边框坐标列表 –
-=-=-
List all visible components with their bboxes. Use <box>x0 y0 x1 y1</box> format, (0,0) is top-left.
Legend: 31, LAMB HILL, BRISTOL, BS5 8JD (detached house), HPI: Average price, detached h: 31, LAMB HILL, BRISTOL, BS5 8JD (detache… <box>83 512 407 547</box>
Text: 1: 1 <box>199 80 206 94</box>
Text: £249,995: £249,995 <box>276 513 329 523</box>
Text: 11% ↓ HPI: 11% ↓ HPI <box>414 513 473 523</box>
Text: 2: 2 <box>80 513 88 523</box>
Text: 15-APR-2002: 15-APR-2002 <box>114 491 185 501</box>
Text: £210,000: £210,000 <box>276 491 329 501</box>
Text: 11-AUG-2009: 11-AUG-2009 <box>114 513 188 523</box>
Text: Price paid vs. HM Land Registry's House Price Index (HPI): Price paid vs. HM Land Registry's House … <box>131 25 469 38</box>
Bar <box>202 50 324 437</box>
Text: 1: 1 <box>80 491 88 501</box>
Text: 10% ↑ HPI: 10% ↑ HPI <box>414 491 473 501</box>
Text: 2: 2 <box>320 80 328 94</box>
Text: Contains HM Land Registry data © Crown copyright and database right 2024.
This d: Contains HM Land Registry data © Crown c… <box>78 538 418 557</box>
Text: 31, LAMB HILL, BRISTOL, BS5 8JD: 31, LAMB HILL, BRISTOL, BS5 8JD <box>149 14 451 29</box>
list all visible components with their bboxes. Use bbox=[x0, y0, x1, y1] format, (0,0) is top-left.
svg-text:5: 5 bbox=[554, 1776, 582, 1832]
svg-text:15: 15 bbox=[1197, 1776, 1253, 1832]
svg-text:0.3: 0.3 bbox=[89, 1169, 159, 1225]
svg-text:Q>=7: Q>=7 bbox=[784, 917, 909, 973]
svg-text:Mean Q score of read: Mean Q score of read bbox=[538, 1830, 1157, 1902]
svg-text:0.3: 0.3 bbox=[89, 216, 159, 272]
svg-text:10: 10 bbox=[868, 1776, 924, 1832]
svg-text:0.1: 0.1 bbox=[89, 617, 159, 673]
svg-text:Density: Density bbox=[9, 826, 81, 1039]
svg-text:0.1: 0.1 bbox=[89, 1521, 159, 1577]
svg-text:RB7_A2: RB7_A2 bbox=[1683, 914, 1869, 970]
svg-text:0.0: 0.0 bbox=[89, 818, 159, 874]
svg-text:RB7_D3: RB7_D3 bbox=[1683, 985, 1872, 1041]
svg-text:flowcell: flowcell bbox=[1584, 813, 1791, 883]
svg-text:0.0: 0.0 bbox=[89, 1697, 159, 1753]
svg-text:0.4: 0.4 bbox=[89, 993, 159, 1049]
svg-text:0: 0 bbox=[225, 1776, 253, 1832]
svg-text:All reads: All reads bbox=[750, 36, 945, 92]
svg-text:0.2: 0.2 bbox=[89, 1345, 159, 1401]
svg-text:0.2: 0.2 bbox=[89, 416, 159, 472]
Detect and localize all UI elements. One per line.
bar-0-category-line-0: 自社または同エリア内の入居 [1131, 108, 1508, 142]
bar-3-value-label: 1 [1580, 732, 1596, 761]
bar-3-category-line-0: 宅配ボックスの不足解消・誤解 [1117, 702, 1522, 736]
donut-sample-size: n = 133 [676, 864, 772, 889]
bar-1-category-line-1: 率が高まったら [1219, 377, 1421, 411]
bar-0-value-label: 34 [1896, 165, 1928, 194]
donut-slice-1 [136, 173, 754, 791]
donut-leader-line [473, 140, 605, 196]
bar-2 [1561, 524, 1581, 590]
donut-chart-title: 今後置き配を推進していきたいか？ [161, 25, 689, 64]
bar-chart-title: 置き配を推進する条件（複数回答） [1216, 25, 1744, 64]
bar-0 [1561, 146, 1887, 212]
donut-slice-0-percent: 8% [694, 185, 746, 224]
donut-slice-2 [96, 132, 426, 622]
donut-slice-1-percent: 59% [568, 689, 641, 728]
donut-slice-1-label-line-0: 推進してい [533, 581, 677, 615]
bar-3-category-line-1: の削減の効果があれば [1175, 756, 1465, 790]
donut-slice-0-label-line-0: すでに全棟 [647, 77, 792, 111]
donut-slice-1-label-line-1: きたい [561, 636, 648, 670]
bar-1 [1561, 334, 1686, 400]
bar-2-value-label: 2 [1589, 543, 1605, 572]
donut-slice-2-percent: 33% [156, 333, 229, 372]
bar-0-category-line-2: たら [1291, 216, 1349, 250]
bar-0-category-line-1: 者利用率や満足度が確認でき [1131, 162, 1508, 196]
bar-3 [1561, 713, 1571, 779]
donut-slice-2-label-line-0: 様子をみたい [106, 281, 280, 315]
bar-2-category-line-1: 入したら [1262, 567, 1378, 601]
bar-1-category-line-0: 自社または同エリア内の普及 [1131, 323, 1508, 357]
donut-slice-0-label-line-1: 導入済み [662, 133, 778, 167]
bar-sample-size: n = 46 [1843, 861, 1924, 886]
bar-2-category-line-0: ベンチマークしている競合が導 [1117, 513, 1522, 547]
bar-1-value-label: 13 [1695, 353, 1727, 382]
-=-=-
练习题目 – 请把从数据开头到含有“Text: 11% ↓”的那一行为止的这一段逐字重新写出，首尾两行都包括在内。

练习答案 –
List all visible components with their bboxes. Use <box>x0 y0 x1 y1</box> format, (0,0) is top-left.
Legend: 31, LAMB HILL, BRISTOL, BS5 8JD (detached house), HPI: Average price, detached h: 31, LAMB HILL, BRISTOL, BS5 8JD (detache… <box>83 512 407 547</box>
Text: 1: 1 <box>199 80 206 94</box>
Text: £249,995: £249,995 <box>276 513 329 523</box>
Text: 11% ↓ HPI: 11% ↓ HPI <box>414 513 473 523</box>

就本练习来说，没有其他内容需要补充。